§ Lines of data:

|---|

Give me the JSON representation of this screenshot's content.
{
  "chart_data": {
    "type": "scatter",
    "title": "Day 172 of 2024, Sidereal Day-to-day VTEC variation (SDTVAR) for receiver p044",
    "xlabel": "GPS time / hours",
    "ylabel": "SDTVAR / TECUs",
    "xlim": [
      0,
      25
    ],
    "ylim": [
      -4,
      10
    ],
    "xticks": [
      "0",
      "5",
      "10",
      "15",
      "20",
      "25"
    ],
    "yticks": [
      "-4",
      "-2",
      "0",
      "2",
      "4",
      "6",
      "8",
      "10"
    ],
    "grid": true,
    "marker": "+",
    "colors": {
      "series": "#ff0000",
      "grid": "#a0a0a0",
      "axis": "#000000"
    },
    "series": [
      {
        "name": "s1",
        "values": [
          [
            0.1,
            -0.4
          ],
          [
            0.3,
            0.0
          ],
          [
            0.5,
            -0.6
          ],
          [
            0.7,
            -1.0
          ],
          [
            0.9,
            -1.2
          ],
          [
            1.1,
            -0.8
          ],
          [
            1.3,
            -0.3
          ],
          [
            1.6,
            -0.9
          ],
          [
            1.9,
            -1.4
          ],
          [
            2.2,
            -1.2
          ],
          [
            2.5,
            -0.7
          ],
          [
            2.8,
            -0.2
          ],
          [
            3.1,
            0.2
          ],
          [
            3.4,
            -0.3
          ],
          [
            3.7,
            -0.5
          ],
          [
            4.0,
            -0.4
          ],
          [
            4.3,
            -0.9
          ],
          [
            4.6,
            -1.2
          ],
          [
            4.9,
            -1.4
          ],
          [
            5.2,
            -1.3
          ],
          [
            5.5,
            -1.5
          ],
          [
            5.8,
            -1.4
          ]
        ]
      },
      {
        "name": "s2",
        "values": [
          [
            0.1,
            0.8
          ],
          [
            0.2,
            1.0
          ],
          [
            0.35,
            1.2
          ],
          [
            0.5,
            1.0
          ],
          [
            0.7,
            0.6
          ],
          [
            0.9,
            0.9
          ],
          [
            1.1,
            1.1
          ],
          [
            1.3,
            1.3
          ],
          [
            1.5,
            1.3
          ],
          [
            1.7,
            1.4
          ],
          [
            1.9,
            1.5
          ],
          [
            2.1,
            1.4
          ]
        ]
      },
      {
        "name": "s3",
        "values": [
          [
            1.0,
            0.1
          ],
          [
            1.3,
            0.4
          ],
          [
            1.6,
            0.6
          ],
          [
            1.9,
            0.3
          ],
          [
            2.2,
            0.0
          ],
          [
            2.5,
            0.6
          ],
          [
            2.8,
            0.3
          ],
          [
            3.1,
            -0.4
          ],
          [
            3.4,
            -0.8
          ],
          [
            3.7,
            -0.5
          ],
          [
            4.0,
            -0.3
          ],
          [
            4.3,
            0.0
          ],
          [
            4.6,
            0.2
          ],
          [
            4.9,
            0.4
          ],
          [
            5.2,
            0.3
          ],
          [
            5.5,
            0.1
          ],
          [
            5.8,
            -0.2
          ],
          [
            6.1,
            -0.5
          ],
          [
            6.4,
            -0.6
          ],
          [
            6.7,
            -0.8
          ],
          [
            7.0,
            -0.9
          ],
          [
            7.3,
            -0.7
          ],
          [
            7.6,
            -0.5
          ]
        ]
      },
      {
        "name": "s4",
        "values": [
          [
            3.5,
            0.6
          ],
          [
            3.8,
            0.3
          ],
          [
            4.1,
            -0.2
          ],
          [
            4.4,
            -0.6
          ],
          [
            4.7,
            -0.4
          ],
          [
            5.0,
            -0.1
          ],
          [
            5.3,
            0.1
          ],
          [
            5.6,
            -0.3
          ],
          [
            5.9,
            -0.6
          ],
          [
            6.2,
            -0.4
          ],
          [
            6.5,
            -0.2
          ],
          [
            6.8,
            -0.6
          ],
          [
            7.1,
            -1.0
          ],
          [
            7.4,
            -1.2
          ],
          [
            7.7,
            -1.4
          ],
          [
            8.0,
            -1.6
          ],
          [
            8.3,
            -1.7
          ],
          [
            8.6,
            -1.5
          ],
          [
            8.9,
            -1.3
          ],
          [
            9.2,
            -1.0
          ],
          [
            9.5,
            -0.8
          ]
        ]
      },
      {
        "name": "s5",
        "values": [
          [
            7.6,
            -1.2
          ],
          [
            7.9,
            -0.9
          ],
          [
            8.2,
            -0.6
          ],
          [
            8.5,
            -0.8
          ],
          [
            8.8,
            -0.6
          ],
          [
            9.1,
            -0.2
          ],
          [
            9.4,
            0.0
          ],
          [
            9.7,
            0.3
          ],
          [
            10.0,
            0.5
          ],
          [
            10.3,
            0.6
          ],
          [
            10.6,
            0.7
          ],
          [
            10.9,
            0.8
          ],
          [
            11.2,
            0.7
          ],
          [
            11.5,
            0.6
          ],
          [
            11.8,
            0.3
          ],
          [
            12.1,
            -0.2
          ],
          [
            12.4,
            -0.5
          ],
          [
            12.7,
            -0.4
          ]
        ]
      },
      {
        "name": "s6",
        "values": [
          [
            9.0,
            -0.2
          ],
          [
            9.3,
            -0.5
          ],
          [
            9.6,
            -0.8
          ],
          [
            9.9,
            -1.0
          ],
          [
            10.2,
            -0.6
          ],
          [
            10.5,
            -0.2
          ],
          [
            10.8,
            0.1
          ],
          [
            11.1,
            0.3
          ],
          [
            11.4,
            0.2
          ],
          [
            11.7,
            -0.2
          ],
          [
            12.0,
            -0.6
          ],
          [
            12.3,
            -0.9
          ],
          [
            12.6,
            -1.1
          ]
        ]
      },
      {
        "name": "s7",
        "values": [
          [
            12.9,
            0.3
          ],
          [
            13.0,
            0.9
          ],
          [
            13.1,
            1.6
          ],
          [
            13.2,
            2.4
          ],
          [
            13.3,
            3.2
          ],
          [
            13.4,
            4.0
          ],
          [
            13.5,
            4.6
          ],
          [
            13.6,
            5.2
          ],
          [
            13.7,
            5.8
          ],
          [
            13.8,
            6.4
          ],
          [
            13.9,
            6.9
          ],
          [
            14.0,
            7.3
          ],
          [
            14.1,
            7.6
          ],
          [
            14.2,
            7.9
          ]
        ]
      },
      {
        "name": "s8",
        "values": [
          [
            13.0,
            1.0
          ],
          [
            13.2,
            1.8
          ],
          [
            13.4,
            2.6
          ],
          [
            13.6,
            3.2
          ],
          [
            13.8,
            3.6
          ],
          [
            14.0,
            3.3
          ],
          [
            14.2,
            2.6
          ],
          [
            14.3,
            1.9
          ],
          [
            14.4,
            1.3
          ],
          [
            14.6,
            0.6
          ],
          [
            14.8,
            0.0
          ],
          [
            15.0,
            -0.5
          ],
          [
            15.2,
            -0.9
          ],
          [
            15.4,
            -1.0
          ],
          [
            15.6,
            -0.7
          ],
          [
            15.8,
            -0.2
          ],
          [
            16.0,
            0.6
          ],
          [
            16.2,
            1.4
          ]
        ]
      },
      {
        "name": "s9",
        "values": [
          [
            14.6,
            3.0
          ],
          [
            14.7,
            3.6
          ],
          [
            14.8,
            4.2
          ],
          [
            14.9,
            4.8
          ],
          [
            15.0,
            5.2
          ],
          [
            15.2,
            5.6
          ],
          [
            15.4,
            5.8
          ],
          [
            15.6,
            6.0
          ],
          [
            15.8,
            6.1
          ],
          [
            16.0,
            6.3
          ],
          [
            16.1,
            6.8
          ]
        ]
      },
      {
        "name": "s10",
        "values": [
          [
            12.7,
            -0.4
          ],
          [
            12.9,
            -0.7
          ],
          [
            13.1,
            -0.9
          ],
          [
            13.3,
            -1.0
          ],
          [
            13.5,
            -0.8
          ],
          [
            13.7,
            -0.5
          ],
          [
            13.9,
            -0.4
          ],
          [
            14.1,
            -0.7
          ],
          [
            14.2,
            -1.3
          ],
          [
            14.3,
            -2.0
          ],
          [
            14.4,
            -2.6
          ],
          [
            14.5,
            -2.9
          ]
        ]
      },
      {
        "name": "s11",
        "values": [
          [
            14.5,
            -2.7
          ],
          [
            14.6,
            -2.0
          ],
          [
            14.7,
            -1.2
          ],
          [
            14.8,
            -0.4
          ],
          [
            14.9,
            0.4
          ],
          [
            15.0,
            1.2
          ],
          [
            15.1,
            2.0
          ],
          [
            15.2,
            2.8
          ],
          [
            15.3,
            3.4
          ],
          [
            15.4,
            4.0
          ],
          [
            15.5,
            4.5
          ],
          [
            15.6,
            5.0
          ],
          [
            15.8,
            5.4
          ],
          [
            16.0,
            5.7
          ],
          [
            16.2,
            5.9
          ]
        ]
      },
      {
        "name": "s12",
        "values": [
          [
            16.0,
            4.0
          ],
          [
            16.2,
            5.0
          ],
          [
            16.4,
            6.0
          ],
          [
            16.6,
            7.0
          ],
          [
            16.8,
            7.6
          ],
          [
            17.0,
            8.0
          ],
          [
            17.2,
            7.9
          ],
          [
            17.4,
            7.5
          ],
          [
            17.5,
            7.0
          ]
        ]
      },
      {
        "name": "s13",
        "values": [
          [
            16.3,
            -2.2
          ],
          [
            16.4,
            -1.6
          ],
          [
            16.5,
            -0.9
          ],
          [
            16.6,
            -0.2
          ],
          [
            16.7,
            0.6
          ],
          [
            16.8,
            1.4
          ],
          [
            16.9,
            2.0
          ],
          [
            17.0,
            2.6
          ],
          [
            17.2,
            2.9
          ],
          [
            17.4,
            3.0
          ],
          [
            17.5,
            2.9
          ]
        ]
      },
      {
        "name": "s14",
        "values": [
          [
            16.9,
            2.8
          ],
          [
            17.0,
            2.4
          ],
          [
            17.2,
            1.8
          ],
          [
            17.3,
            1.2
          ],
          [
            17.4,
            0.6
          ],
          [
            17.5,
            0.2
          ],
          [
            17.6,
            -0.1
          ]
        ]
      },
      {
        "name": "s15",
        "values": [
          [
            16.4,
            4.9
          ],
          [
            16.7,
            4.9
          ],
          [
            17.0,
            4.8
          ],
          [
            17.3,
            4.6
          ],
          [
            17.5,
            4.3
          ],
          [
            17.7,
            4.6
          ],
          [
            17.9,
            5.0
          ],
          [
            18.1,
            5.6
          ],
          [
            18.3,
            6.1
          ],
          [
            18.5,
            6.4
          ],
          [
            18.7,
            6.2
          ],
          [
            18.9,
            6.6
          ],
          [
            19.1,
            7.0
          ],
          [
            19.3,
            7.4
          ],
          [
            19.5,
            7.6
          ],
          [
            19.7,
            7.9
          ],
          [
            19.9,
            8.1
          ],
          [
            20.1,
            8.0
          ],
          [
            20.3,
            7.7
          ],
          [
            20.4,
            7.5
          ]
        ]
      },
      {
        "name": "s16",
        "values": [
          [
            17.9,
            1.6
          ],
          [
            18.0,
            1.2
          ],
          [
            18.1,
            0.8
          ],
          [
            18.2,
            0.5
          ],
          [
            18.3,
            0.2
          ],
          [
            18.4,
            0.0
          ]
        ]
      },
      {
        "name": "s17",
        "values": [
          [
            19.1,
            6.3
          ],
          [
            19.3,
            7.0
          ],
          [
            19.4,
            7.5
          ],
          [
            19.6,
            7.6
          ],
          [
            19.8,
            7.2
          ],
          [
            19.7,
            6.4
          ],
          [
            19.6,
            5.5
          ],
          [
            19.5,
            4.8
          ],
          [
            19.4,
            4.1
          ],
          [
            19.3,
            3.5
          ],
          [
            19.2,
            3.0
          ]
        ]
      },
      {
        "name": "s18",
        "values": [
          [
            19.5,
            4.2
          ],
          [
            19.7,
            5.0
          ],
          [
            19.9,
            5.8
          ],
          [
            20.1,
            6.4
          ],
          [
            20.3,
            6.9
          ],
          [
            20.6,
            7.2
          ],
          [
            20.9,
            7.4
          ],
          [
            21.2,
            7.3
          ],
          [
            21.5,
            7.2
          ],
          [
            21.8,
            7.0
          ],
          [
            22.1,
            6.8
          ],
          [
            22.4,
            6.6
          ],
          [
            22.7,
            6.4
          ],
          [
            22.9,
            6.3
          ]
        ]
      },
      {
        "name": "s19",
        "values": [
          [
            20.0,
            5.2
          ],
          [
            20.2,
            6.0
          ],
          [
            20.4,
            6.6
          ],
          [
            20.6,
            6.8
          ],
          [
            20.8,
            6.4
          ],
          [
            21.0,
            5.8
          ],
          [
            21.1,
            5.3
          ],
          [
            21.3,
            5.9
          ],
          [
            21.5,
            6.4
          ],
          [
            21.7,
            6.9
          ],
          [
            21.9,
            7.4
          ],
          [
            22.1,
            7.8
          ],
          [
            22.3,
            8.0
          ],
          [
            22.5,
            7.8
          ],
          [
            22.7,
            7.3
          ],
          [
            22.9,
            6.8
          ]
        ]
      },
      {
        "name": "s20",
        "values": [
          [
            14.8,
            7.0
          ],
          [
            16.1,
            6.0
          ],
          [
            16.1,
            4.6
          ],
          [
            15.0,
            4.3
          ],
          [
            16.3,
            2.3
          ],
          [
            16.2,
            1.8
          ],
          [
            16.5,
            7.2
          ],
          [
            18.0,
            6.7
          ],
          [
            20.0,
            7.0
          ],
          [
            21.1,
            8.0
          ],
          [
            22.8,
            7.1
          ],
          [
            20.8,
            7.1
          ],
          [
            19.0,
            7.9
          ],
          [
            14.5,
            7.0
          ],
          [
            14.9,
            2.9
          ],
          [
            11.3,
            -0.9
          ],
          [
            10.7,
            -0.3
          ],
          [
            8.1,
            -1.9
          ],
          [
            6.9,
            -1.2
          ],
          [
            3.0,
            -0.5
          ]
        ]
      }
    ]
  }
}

|---|

Copy, from the material, each line that holds the string "SDTVAR".

    "title": "Day 172 of 2024, Sidereal Day-to-day VTEC variation (SDTVAR) for receiver p044",
    "ylabel": "SDTVAR / TECUs",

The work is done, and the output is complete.